Voß selbst geht den Weg durch die Institutionen. Neben seinem Hof beackert er den Kreistag, in dem er seit fast zwei Jahrzehnten Mitglied ist. Sein Bruder Bernd, sitzt seit 2009 für die Grünen im Landtag, aus dem er im Mai ausscheidet. „Wir wollten nicht nur demonstrieren und vor Gericht klagen sondern auch parlamentarisch für den Ausstieg kämpfen“, sagt Voß. „Und Eure Beharrlichkeit hat sich am Ende ausgezahlt“, meint Krüger.


„Ich sehe uns jedenfalls nicht als Verlierer“, entgegnet der 70-Jährige. Nach Brokdorf sei schließlich kein neues Atomkraftwerk mehr in Deutschland gebaut worden. Atomkraftgegner verhindern auch den Bau einer atomaren Wiederaufbereitungsanlage, der Protest wird friedlicher. Wie sehr er in der Mitte der Gesellschaft angekommen ist, zeigt eine Menschenkette, die 120000 Demonstranten 2010 über 127 Kilometer vom AKW in Krümmel bis zu dem in Brunsbüttel bilden.

▶ [ANGEZEIGTE ZEILEN]:
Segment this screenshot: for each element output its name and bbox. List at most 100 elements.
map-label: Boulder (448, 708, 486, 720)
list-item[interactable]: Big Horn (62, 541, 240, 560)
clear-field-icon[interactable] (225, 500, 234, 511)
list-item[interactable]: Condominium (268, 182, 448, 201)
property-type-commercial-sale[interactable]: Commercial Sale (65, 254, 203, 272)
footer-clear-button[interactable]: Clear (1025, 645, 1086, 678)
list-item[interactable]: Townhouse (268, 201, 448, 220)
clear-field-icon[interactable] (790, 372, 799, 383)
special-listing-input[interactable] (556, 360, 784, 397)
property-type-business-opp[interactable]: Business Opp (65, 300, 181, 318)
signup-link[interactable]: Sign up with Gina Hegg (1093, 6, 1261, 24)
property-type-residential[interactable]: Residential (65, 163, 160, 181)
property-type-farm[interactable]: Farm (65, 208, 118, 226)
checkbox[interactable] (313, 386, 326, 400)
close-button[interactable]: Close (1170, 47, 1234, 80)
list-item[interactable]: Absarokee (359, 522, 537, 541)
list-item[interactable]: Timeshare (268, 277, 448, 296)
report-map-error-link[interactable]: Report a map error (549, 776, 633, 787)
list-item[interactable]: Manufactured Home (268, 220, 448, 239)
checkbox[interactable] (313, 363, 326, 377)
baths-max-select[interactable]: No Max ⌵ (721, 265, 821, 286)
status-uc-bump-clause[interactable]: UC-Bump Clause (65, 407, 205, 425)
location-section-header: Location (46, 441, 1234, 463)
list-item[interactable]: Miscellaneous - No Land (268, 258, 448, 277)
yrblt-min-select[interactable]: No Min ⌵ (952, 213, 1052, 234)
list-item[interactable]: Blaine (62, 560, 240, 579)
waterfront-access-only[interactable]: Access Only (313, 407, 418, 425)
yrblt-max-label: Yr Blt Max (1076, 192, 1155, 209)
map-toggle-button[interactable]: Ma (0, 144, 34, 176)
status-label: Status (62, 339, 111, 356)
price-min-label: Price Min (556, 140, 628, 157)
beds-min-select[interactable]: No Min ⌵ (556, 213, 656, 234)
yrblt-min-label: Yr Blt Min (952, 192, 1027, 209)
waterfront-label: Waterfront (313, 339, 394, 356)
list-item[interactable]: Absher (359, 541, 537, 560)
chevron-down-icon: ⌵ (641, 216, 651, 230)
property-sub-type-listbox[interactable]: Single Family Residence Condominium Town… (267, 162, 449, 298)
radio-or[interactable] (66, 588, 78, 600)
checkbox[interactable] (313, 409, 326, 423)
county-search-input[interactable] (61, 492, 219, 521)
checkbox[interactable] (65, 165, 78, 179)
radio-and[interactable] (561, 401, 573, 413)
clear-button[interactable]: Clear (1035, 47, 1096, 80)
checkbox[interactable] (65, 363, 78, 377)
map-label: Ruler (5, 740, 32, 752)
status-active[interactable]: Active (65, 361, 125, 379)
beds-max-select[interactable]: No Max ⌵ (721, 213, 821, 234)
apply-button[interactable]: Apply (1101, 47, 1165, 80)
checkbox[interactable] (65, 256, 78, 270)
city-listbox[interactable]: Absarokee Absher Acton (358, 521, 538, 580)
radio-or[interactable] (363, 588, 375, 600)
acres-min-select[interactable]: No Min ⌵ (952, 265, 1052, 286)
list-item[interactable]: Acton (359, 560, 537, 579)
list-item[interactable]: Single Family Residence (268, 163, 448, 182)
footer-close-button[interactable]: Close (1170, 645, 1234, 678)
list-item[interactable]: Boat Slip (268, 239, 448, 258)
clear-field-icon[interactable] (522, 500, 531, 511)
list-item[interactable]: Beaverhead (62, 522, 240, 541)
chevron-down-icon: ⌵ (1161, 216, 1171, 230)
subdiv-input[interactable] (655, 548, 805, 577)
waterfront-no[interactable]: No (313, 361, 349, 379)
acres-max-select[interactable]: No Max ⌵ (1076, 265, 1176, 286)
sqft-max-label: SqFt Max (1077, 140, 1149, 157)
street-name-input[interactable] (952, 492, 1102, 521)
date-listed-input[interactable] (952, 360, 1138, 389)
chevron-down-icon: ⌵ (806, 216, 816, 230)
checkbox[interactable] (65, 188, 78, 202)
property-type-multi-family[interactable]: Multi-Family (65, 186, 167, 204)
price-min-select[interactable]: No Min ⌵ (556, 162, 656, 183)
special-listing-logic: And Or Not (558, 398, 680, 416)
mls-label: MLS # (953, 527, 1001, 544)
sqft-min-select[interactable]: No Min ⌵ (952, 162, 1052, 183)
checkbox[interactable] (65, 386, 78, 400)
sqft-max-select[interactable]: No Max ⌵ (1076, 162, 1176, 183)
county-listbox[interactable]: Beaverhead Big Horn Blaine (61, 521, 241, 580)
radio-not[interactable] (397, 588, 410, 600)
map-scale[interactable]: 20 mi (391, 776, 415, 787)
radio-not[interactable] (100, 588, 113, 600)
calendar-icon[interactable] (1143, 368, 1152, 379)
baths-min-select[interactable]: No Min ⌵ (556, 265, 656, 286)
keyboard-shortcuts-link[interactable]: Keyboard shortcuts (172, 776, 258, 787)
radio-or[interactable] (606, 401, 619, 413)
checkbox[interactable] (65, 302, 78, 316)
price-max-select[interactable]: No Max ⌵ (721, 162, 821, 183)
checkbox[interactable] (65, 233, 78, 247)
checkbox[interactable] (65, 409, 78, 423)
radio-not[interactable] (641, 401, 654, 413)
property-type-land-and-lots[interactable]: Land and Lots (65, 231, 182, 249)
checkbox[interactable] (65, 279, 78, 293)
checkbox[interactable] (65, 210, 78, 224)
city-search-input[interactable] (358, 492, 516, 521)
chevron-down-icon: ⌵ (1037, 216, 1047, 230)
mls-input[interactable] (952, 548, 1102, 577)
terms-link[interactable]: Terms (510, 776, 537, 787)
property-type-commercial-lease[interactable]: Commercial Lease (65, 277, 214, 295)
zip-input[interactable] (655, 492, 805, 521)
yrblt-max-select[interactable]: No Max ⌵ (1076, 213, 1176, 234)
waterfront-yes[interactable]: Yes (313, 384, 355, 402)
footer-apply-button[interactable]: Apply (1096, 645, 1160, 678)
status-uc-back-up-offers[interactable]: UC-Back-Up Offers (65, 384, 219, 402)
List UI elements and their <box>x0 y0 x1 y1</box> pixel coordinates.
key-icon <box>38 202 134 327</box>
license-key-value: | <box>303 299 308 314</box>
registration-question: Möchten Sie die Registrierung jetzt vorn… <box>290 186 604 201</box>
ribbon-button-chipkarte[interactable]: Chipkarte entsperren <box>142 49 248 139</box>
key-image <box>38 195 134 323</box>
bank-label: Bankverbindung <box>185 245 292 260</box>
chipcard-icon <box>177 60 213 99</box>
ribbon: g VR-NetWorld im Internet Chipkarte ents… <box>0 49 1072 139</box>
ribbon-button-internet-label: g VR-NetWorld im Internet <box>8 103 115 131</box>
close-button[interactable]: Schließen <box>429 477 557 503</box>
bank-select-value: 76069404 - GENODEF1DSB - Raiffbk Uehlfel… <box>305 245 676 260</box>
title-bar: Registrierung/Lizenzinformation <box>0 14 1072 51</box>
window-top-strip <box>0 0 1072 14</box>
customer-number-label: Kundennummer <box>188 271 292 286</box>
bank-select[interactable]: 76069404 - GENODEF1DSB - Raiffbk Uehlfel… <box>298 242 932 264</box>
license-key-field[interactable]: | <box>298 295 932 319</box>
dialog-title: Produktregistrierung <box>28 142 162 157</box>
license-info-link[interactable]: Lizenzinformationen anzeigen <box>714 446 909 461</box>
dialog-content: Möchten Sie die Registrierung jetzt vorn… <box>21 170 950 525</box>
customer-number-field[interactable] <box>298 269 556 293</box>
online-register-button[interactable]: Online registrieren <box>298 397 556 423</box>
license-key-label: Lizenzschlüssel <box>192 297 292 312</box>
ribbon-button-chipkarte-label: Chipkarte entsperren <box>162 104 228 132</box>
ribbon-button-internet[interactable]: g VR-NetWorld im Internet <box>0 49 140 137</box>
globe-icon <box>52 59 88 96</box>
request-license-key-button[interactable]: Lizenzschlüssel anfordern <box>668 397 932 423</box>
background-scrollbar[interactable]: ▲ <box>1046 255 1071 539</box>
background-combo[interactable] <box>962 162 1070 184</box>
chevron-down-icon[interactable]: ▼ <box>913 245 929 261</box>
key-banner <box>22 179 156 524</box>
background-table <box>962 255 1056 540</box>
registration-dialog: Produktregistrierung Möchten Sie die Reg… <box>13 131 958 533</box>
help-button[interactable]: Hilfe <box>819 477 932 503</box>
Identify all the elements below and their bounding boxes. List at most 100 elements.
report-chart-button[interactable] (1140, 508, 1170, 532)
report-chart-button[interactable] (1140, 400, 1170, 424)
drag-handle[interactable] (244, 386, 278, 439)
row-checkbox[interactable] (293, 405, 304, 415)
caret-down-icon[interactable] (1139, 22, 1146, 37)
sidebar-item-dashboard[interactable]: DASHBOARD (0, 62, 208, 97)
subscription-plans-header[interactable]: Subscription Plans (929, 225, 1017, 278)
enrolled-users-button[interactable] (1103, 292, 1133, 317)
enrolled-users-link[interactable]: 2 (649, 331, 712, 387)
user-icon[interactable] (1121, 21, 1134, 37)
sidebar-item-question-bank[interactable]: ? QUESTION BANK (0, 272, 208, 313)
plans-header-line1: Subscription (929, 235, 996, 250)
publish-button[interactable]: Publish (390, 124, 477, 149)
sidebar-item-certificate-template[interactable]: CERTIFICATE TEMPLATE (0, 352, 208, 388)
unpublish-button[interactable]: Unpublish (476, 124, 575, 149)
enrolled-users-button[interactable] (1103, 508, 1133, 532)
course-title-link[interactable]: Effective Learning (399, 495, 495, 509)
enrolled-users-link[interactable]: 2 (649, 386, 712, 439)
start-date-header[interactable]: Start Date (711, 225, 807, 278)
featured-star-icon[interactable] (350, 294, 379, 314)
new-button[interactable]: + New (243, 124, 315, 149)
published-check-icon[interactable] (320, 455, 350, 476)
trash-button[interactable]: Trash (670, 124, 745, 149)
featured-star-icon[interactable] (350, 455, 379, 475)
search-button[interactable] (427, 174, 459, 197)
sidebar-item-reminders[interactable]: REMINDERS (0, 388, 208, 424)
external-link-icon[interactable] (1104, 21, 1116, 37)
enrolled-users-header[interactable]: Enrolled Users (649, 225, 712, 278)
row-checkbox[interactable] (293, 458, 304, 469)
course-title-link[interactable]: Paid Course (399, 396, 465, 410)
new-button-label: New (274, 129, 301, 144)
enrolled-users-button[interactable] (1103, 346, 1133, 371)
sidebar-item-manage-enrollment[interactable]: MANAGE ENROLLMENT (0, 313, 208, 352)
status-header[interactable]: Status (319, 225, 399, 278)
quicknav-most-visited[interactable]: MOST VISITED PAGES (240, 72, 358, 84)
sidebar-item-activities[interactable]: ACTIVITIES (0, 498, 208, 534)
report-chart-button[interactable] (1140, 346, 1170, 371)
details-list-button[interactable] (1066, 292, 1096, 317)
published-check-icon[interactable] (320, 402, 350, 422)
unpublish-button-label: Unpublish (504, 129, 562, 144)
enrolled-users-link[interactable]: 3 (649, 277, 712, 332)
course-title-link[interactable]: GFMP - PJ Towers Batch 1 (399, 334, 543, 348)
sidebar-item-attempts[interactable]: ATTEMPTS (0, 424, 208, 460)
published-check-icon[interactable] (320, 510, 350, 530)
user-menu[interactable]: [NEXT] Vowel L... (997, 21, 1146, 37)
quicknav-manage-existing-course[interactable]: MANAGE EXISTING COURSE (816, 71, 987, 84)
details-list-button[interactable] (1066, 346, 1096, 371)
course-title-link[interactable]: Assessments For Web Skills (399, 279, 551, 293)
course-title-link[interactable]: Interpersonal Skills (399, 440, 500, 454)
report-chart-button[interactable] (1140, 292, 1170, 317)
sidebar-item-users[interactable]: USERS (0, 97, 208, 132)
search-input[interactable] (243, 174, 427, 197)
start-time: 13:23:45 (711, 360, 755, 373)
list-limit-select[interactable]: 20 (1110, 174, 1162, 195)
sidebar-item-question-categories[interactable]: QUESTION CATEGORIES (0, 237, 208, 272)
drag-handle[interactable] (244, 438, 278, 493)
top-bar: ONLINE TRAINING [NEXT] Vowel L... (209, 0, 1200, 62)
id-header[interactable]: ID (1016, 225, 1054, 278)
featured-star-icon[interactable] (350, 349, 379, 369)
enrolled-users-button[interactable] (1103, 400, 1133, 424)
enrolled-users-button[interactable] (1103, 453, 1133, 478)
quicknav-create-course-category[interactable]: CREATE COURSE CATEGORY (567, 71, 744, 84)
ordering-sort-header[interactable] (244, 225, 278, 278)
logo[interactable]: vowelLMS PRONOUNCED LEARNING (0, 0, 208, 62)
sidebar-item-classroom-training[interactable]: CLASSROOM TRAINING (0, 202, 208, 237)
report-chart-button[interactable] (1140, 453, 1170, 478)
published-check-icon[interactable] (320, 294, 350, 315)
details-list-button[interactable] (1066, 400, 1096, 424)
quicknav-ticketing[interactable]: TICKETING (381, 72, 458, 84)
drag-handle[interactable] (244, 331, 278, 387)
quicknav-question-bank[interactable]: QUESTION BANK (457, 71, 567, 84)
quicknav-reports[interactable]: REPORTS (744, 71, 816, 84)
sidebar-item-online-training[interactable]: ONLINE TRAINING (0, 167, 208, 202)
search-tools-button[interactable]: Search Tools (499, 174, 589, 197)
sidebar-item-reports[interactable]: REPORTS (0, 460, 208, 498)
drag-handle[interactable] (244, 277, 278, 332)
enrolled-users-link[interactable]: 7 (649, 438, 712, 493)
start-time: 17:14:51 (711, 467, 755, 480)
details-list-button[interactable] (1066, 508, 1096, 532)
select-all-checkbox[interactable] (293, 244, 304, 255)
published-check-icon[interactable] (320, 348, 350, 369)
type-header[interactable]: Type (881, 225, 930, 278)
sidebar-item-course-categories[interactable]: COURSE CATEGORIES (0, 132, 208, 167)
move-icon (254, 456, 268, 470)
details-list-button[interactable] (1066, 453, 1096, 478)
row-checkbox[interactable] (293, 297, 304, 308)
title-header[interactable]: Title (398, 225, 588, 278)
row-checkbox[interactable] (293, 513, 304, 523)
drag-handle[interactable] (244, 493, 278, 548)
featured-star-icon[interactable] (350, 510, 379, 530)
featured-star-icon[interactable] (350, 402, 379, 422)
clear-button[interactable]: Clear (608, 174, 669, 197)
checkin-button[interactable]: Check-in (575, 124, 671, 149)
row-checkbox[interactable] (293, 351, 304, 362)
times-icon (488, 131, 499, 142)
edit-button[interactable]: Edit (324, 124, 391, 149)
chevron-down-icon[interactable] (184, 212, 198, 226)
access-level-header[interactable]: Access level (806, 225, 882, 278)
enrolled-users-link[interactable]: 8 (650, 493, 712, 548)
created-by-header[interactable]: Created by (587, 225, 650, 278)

▶ [AUFGABE A]:
Gib aus dem Textauszug den Abschnitt von „Voß selbst geht“ bis „in Brunsbüttel bilden.“ wortgetreu wieder.
▶ [AUFGABE B]:
Welche Personen nennt der Textauszug mit Namen?

▶ [LÖSUNG A]:
Voß selbst geht den Weg durch die Institutionen. Neben seinem Hof beackert er den Kreistag, in dem er seit fast zwei Jahrzehnten Mitglied ist. Sein Bruder Bernd, sitzt seit 2009 für die Grünen im Landtag, aus dem er im Mai ausscheidet. „Wir wollten nicht nur demonstrieren und vor Gericht klagen sondern auch parlamentarisch für den Ausstieg kämpfen“, sagt Voß. „Und Eure Beharrlichkeit hat sich am Ende ausgezahlt“, meint Krüger.


„Ich sehe uns jedenfalls nicht als Verlierer“, entgegnet der 70-Jährige. Nach Brokdorf sei schließlich kein neues Atomkraftwerk mehr in Deutschland gebaut worden. Atomkraftgegner verhindern auch den Bau einer atomaren Wiederaufbereitungsanlage, der Protest wird friedlicher. Wie sehr er in der Mitte der Gesellschaft angekommen ist, zeigt eine Menschenkette, die 120000 Demonstranten 2010 über 127 Kilometer vom AKW in Krümmel bis zu dem in Brunsbüttel bilden.

▶ [LÖSUNG B]:
- Voß
- Bernd, der Bruder von Voß
- Krüger